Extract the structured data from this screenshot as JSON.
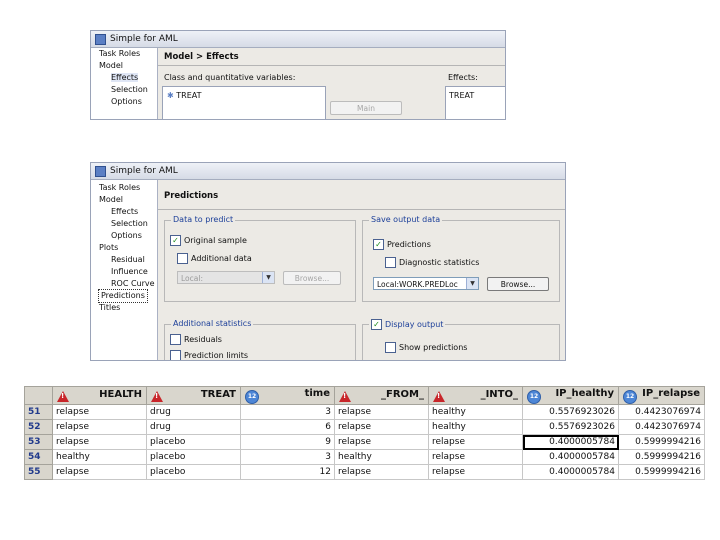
{
  "window1": {
    "title": "Simple for AML",
    "tree": [
      "Task Roles",
      "Model",
      "Effects",
      "Selection",
      "Options"
    ],
    "heading": "Model > Effects",
    "vars_label": "Class and quantitative variables:",
    "effects_label": "Effects:",
    "var_item": "TREAT",
    "main_button": "Main",
    "effect_item": "TREAT"
  },
  "window2": {
    "title": "Simple for AML",
    "tree": [
      "Task Roles",
      "Model",
      "Effects",
      "Selection",
      "Options",
      "Plots",
      "Residual",
      "Influence",
      "ROC Curve",
      "Predictions",
      "Titles"
    ],
    "heading": "Predictions",
    "data_panel": {
      "title": "Data to predict",
      "original": "Original sample",
      "additional": "Additional data",
      "combo_value": "Local:",
      "browse": "Browse..."
    },
    "save_panel": {
      "title": "Save output data",
      "predictions": "Predictions",
      "diagnostic": "Diagnostic statistics",
      "combo_value": "Local:WORK.PREDLoc",
      "browse": "Browse..."
    },
    "stats_panel": {
      "title": "Additional statistics",
      "residuals": "Residuals",
      "limits": "Prediction limits"
    },
    "display_panel": {
      "title": "Display output",
      "show": "Show predictions"
    }
  },
  "table": {
    "columns": [
      "HEALTH",
      "TREAT",
      "time",
      "_FROM_",
      "_INTO_",
      "IP_healthy",
      "IP_relapse"
    ],
    "column_types": [
      "char",
      "char",
      "num",
      "char",
      "char",
      "num",
      "num"
    ],
    "rows": [
      [
        "51",
        "relapse",
        "drug",
        "3",
        "relapse",
        "healthy",
        "0.5576923026",
        "0.4423076974"
      ],
      [
        "52",
        "relapse",
        "drug",
        "6",
        "relapse",
        "healthy",
        "0.5576923026",
        "0.4423076974"
      ],
      [
        "53",
        "relapse",
        "placebo",
        "9",
        "relapse",
        "relapse",
        "0.4000005784",
        "0.5999994216"
      ],
      [
        "54",
        "healthy",
        "placebo",
        "3",
        "healthy",
        "relapse",
        "0.4000005784",
        "0.5999994216"
      ],
      [
        "55",
        "relapse",
        "placebo",
        "12",
        "relapse",
        "relapse",
        "0.4000005784",
        "0.5999994216"
      ]
    ]
  }
}
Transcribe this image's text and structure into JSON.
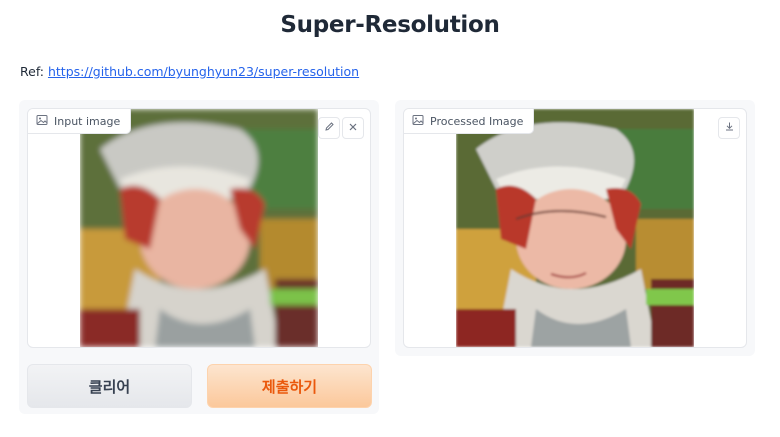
{
  "page": {
    "title": "Super-Resolution",
    "ref_label": "Ref:",
    "ref_link": "https://github.com/byunghyun23/super-resolution"
  },
  "input_panel": {
    "label": "Input image",
    "icons": {
      "edit": "pencil-icon",
      "clear": "close-icon",
      "image": "image-icon"
    }
  },
  "output_panel": {
    "label": "Processed Image",
    "icons": {
      "download": "download-icon",
      "image": "image-icon"
    }
  },
  "buttons": {
    "clear_label": "클리어",
    "submit_label": "제출하기"
  },
  "colors": {
    "accent": "#ea580c",
    "link": "#2563eb"
  }
}
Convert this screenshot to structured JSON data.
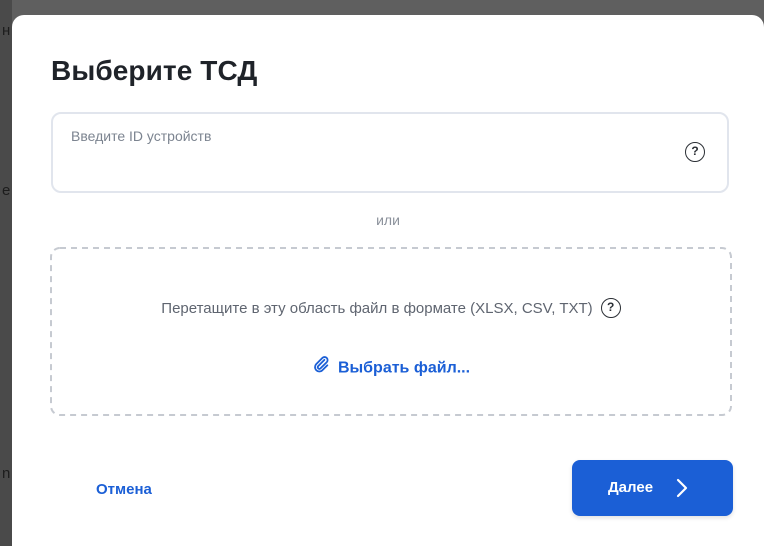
{
  "background": {
    "chars": [
      "н",
      "е",
      "n"
    ]
  },
  "modal": {
    "title": "Выберите ТСД",
    "id_input": {
      "value": "",
      "placeholder": "Введите ID устройств",
      "help_icon": "question-circle-icon",
      "help_glyph": "?"
    },
    "or_label": "или",
    "dropzone": {
      "text": "Перетащите в эту область файл в формате (XLSX, CSV, TXT)",
      "help_icon": "question-circle-icon",
      "help_glyph": "?",
      "choose_file_label": "Выбрать файл...",
      "choose_file_icon": "paperclip-icon"
    },
    "footer": {
      "cancel_label": "Отмена",
      "next_label": "Далее",
      "next_icon": "chevron-right-icon"
    }
  },
  "colors": {
    "accent": "#1b5fd6",
    "backdrop": "#5f5f5f",
    "text": "#1f2329",
    "muted": "#8b919b",
    "border": "#e1e5ed",
    "dash": "#c6cad1"
  }
}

────────────────────

Given request:
Omit the pictures. Output every record above word for word.

Result for this task:
Extract the structured data from this screenshot as JSON.
{
  "window1": {
    "title": "Simple for AML",
    "tree": [
      "Task Roles",
      "Model",
      "Effects",
      "Selection",
      "Options"
    ],
    "heading": "Model > Effects",
    "vars_label": "Class and quantitative variables:",
    "effects_label": "Effects:",
    "var_item": "TREAT",
    "main_button": "Main",
    "effect_item": "TREAT"
  },
  "window2": {
    "title": "Simple for AML",
    "tree": [
      "Task Roles",
      "Model",
      "Effects",
      "Selection",
      "Options",
      "Plots",
      "Residual",
      "Influence",
      "ROC Curve",
      "Predictions",
      "Titles"
    ],
    "heading": "Predictions",
    "data_panel": {
      "title": "Data to predict",
      "original": "Original sample",
      "additional": "Additional data",
      "combo_value": "Local:",
      "browse": "Browse..."
    },
    "save_panel": {
      "title": "Save output data",
      "predictions": "Predictions",
      "diagnostic": "Diagnostic statistics",
      "combo_value": "Local:WORK.PREDLoc",
      "browse": "Browse..."
    },
    "stats_panel": {
      "title": "Additional statistics",
      "residuals": "Residuals",
      "limits": "Prediction limits"
    },
    "display_panel": {
      "title": "Display output",
      "show": "Show predictions"
    }
  },
  "table": {
    "columns": [
      "HEALTH",
      "TREAT",
      "time",
      "_FROM_",
      "_INTO_",
      "IP_healthy",
      "IP_relapse"
    ],
    "column_types": [
      "char",
      "char",
      "num",
      "char",
      "char",
      "num",
      "num"
    ],
    "rows": [
      [
        "51",
        "relapse",
        "drug",
        "3",
        "relapse",
        "healthy",
        "0.5576923026",
        "0.4423076974"
      ],
      [
        "52",
        "relapse",
        "drug",
        "6",
        "relapse",
        "healthy",
        "0.5576923026",
        "0.4423076974"
      ],
      [
        "53",
        "relapse",
        "placebo",
        "9",
        "relapse",
        "relapse",
        "0.4000005784",
        "0.5999994216"
      ],
      [
        "54",
        "healthy",
        "placebo",
        "3",
        "healthy",
        "relapse",
        "0.4000005784",
        "0.5999994216"
      ],
      [
        "55",
        "relapse",
        "placebo",
        "12",
        "relapse",
        "relapse",
        "0.4000005784",
        "0.5999994216"
      ]
    ]
  }
}
Transcribe this image's text and structure into JSON.
{
  "page": {
    "title": "Super-Resolution",
    "ref_label": "Ref:",
    "ref_link": "https://github.com/byunghyun23/super-resolution"
  },
  "input_panel": {
    "label": "Input image",
    "icons": {
      "edit": "pencil-icon",
      "clear": "close-icon",
      "image": "image-icon"
    }
  },
  "output_panel": {
    "label": "Processed Image",
    "icons": {
      "download": "download-icon",
      "image": "image-icon"
    }
  },
  "buttons": {
    "clear_label": "클리어",
    "submit_label": "제출하기"
  },
  "colors": {
    "accent": "#ea580c",
    "link": "#2563eb"
  }
}
Convert this screenshot to structured JSON data.
{
  "background": {
    "chars": [
      "н",
      "е",
      "n"
    ]
  },
  "modal": {
    "title": "Выберите ТСД",
    "id_input": {
      "value": "",
      "placeholder": "Введите ID устройств",
      "help_icon": "question-circle-icon",
      "help_glyph": "?"
    },
    "or_label": "или",
    "dropzone": {
      "text": "Перетащите в эту область файл в формате (XLSX, CSV, TXT)",
      "help_icon": "question-circle-icon",
      "help_glyph": "?",
      "choose_file_label": "Выбрать файл...",
      "choose_file_icon": "paperclip-icon"
    },
    "footer": {
      "cancel_label": "Отмена",
      "next_label": "Далее",
      "next_icon": "chevron-right-icon"
    }
  },
  "colors": {
    "accent": "#1b5fd6",
    "backdrop": "#5f5f5f",
    "text": "#1f2329",
    "muted": "#8b919b",
    "border": "#e1e5ed",
    "dash": "#c6cad1"
  }
}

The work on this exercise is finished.